§ Task data
>>>

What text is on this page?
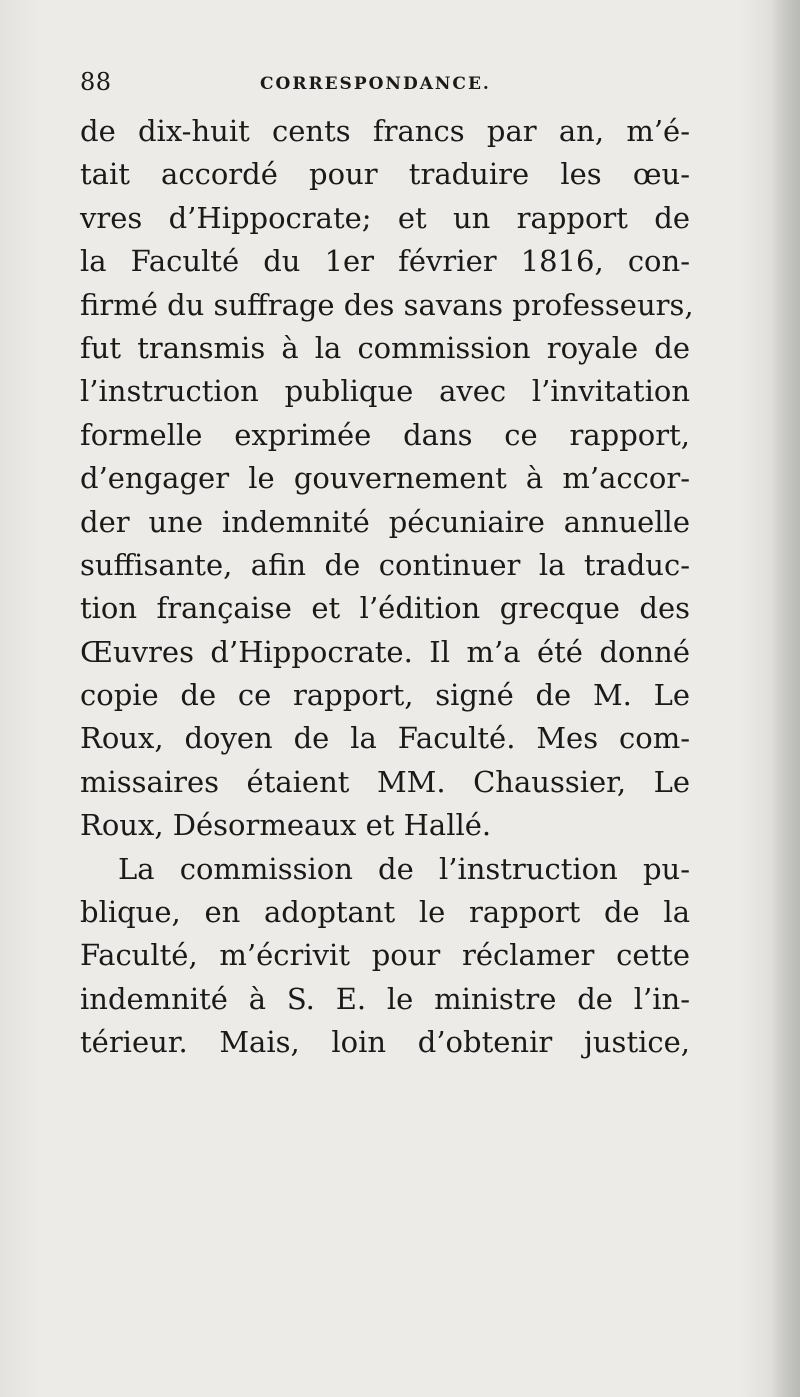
88	CORRESPONDANCE.
de dix-huit cents francs par an, m’é-
tait accordé pour traduire les œu-
vres d’Hippocrate; et un rapport de
la Faculté du 1er février 1816, con-
firmé du suffrage des savans professeurs,
fut transmis à la commission royale de
l’instruction publique avec l’invitation
formelle exprimée dans ce rapport,
d’engager le gouvernement à m’accor-
der une indemnité pécuniaire annuelle
suffisante, afin de continuer la traduc-
tion française et l’édition grecque des
Œuvres d’Hippocrate. Il m’a été donné
copie de ce rapport, signé de M. Le
Roux, doyen de la Faculté. Mes com-
missaires étaient MM. Chaussier, Le
Roux, Désormeaux et Hallé.
La commission de l’instruction pu-
blique, en adoptant le rapport de la
Faculté, m’écrivit pour réclamer cette
indemnité à S. E. le ministre de l’in-
térieur. Mais, loin d’obtenir justice,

<<<

§ Problem
Leaving out the pictures, repeat the data above exactly.

§ Exercise response
What text is on this page?
88	CORRESPONDANCE.
de dix-huit cents francs par an, m’é-
tait accordé pour traduire les œu-
vres d’Hippocrate; et un rapport de
la Faculté du 1er février 1816, con-
firmé du suffrage des savans professeurs,
fut transmis à la commission royale de
l’instruction publique avec l’invitation
formelle exprimée dans ce rapport,
d’engager le gouvernement à m’accor-
der une indemnité pécuniaire annuelle
suffisante, afin de continuer la traduc-
tion française et l’édition grecque des
Œuvres d’Hippocrate. Il m’a été donné
copie de ce rapport, signé de M. Le
Roux, doyen de la Faculté. Mes com-
missaires étaient MM. Chaussier, Le
Roux, Désormeaux et Hallé.
La commission de l’instruction pu-
blique, en adoptant le rapport de la
Faculté, m’écrivit pour réclamer cette
indemnité à S. E. le ministre de l’in-
térieur. Mais, loin d’obtenir justice,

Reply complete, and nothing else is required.